DIRECTIVE:
Search the data for the word "check" and copy every line where it occurs.

────

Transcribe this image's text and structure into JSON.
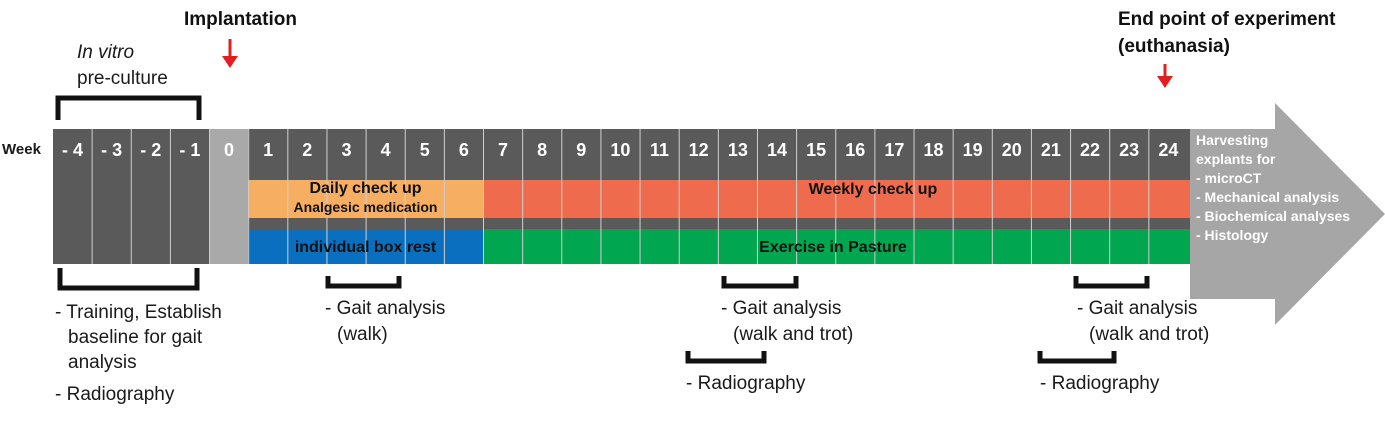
{
  "headers": {
    "week": "Week",
    "implantation": "Implantation",
    "end_point_line1": "End point of experiment",
    "end_point_line2": "(euthanasia)"
  },
  "preculture": {
    "italic": "In vitro",
    "text": "pre-culture"
  },
  "weeks": [
    "- 4",
    "- 3",
    "- 2",
    "- 1",
    "0",
    "1",
    "2",
    "3",
    "4",
    "5",
    "6",
    "7",
    "8",
    "9",
    "10",
    "11",
    "12",
    "13",
    "14",
    "15",
    "16",
    "17",
    "18",
    "19",
    "20",
    "21",
    "22",
    "23",
    "24"
  ],
  "bands": {
    "daily_check": "Daily check up",
    "analgesic": "Analgesic medication",
    "weekly_check": "Weekly check up",
    "box_rest": "individual box rest",
    "pasture": "Exercise in Pasture"
  },
  "harvest": {
    "title1": "Harvesting",
    "title2": "explants for",
    "items": [
      "- microCT",
      "- Mechanical analysis",
      "- Biochemical analyses",
      "- Histology"
    ]
  },
  "annotations": {
    "baseline1": "- Training, Establish",
    "baseline2": "baseline for gait",
    "baseline3": "analysis",
    "baseline_radio": "- Radiography",
    "gait1_a": "- Gait analysis",
    "gait1_b": "(walk)",
    "gait2_a": "- Gait analysis",
    "gait2_b": "(walk and trot)",
    "radio2": "- Radiography",
    "gait3_a": "- Gait analysis",
    "gait3_b": "(walk and trot)",
    "radio3": "- Radiography"
  },
  "colors": {
    "dark_cell": "#5a5a5a",
    "week0_cell": "#a9a9a9",
    "arrow": "#a6a6a6",
    "orange": "#f6ae62",
    "red_orange": "#ee6c4d",
    "blue": "#0b6fc0",
    "green": "#00a650",
    "marker_red": "#e02020"
  }
}
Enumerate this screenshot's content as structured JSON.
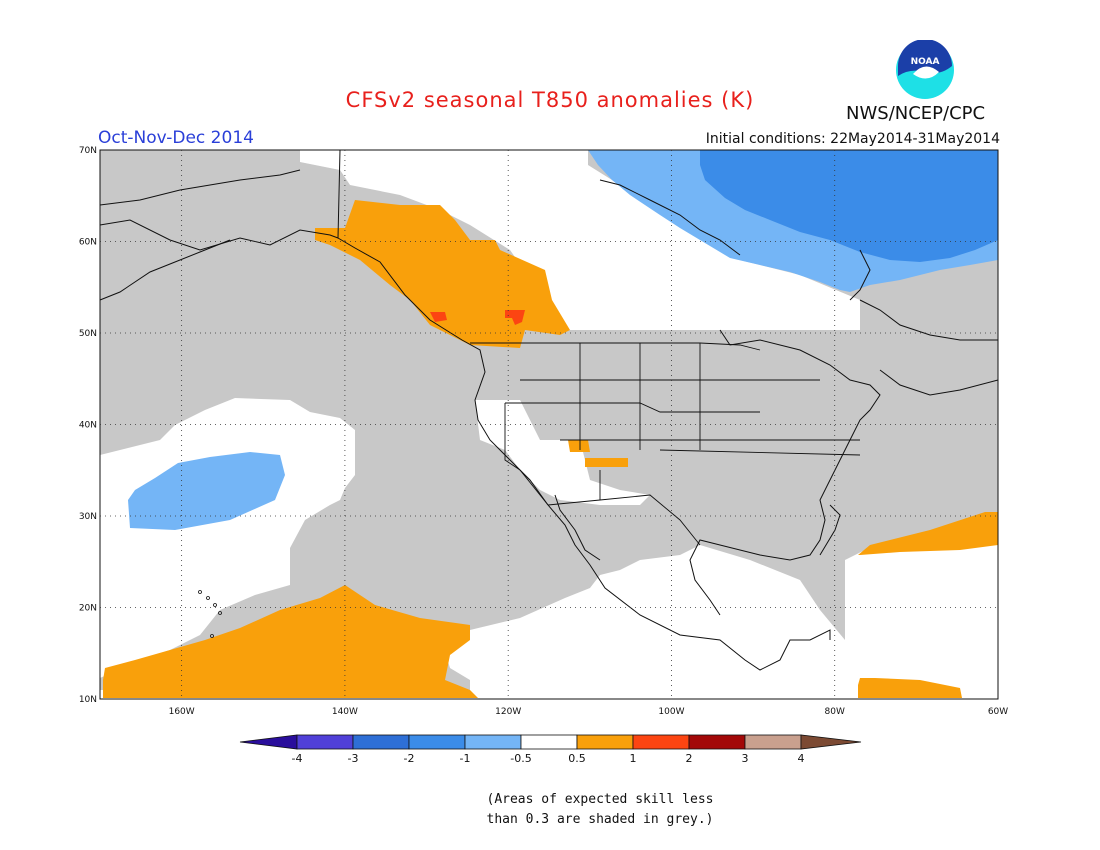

────

FINAL RESULT:
    "daily_check": "Daily check up",
    "weekly_check": "Weekly check up",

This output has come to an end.